Dataset listings of figures
▼

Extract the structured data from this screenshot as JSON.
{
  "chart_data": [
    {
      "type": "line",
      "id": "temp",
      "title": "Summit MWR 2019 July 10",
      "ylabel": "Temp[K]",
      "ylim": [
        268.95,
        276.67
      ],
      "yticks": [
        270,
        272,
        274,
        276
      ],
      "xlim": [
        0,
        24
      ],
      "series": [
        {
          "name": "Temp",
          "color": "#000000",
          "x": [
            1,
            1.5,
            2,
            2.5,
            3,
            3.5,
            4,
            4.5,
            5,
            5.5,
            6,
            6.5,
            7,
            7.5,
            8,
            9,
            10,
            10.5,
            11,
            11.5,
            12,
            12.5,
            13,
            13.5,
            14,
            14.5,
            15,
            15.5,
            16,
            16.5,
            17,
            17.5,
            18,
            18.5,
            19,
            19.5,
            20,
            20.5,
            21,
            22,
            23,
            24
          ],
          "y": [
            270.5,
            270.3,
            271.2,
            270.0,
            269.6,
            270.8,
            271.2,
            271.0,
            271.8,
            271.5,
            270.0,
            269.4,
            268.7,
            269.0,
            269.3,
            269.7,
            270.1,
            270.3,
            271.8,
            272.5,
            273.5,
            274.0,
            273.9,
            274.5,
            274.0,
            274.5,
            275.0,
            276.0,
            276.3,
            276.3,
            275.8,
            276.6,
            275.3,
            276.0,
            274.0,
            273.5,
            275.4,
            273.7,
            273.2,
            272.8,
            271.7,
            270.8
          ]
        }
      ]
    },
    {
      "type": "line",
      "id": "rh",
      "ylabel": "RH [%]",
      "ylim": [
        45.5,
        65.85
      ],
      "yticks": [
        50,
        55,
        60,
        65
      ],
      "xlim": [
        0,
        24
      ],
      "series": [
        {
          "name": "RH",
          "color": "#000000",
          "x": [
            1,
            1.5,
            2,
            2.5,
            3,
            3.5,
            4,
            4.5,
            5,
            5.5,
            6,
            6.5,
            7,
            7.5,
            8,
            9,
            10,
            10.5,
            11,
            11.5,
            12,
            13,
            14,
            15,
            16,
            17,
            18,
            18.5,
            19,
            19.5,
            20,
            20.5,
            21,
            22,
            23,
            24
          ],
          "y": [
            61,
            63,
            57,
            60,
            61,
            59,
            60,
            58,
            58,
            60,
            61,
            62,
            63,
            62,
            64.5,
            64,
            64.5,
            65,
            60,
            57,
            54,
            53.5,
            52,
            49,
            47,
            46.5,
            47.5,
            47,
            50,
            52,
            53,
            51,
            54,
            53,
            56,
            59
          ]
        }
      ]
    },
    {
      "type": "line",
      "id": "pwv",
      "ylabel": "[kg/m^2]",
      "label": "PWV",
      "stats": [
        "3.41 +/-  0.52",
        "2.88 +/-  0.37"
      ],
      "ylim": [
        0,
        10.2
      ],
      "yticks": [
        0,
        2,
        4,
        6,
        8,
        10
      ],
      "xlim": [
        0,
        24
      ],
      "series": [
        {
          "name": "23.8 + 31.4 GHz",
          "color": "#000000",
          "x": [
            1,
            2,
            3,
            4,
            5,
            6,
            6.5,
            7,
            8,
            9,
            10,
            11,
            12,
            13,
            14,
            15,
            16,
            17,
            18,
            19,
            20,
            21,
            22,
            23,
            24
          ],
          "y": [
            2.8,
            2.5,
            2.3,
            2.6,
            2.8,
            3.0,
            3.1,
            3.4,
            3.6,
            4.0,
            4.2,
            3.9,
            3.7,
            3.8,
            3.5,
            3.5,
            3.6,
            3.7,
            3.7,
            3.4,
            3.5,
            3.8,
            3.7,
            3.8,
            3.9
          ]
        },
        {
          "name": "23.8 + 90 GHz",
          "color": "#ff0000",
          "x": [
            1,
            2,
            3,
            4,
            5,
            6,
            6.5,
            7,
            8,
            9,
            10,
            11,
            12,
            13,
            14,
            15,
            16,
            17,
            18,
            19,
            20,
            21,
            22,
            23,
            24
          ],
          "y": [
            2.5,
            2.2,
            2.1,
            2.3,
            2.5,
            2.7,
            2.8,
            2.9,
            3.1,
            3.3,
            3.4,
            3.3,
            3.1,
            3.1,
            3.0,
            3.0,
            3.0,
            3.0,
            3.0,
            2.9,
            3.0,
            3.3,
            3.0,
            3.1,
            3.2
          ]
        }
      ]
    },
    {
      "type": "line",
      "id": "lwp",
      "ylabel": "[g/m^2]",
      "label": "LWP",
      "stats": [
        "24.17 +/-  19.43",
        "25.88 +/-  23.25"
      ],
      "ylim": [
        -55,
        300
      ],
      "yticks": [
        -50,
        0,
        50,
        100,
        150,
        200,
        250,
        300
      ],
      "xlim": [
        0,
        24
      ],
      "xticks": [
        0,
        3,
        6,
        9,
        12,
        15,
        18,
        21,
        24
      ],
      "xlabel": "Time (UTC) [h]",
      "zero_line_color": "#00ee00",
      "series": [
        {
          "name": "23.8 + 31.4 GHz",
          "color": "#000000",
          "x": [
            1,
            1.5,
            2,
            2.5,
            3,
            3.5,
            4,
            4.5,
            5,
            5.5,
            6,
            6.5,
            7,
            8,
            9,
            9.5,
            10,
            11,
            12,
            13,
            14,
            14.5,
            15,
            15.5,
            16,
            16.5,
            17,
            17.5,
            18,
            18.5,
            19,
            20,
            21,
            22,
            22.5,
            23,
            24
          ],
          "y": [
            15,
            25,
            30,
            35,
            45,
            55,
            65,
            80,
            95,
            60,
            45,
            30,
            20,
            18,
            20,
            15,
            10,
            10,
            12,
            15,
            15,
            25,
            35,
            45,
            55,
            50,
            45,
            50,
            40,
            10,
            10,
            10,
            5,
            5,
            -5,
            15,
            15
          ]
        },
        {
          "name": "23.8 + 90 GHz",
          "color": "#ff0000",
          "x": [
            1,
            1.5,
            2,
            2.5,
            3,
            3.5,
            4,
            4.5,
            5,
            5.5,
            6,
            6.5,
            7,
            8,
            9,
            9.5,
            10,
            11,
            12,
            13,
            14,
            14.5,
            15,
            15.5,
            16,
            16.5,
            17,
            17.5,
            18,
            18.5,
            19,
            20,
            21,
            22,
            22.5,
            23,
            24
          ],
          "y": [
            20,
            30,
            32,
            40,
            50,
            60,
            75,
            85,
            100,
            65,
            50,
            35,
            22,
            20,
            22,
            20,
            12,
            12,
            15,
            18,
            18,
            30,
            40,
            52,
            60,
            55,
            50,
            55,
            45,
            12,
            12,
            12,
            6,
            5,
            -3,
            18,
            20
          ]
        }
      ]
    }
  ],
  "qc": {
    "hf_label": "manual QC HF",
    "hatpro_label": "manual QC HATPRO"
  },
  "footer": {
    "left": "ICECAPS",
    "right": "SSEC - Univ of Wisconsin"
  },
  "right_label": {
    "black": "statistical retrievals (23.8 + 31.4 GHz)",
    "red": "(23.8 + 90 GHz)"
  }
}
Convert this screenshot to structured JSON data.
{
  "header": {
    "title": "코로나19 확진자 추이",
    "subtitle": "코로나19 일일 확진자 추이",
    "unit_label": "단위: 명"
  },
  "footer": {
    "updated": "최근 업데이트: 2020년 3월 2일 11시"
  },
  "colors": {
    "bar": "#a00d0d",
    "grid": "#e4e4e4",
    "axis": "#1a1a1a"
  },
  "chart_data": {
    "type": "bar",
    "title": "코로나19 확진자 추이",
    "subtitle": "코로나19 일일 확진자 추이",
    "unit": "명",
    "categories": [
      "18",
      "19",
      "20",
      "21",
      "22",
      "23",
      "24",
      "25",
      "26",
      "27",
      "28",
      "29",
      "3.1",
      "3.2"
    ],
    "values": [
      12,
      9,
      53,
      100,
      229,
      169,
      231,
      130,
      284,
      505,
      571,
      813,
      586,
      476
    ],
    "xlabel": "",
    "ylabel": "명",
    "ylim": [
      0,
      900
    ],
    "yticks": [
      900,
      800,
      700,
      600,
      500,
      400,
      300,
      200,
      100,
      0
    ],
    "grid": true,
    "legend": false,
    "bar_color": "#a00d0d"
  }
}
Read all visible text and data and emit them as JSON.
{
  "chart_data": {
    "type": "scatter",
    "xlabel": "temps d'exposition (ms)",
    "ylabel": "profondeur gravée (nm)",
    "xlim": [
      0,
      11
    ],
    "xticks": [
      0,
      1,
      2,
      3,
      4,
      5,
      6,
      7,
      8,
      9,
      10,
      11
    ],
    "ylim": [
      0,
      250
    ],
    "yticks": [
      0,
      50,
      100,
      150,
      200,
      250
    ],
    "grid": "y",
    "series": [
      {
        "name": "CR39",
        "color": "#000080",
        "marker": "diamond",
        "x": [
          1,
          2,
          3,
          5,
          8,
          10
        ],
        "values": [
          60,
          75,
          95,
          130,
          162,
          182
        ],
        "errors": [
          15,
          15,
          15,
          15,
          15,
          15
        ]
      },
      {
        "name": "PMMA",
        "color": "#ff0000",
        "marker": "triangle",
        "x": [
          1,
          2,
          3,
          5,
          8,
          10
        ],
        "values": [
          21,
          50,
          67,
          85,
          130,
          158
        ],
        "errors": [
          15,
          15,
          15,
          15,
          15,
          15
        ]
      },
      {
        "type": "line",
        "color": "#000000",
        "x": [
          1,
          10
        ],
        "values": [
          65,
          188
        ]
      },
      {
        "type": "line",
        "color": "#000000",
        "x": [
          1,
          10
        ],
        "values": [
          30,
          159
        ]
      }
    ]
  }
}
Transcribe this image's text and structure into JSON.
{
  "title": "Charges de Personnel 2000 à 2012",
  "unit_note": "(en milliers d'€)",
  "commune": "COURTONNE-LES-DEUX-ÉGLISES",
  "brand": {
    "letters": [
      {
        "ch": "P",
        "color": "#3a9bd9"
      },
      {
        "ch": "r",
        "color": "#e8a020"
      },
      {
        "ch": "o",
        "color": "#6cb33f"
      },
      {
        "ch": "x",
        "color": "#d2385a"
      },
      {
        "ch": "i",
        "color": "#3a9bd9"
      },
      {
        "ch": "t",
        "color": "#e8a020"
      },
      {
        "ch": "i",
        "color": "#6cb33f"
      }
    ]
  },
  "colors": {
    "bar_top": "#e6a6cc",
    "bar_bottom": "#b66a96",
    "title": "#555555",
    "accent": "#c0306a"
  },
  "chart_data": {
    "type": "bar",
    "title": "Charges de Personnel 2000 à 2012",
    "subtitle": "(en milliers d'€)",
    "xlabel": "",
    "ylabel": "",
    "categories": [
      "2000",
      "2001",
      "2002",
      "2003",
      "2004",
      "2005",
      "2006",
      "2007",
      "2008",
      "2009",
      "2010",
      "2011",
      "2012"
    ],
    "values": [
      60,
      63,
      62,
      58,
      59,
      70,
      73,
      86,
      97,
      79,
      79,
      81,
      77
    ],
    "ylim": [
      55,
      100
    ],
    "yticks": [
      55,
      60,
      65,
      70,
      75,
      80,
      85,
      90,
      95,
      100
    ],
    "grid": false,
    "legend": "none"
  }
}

▲

= Short problem =
Search the listing for the word "this". Copy every line in which it occurs.

= Response to the exercise =
Extract the structured data from this screenshot as JSON.
Convert this screenshot to structured JSON data.
Transcribe this image's text and structure into JSON.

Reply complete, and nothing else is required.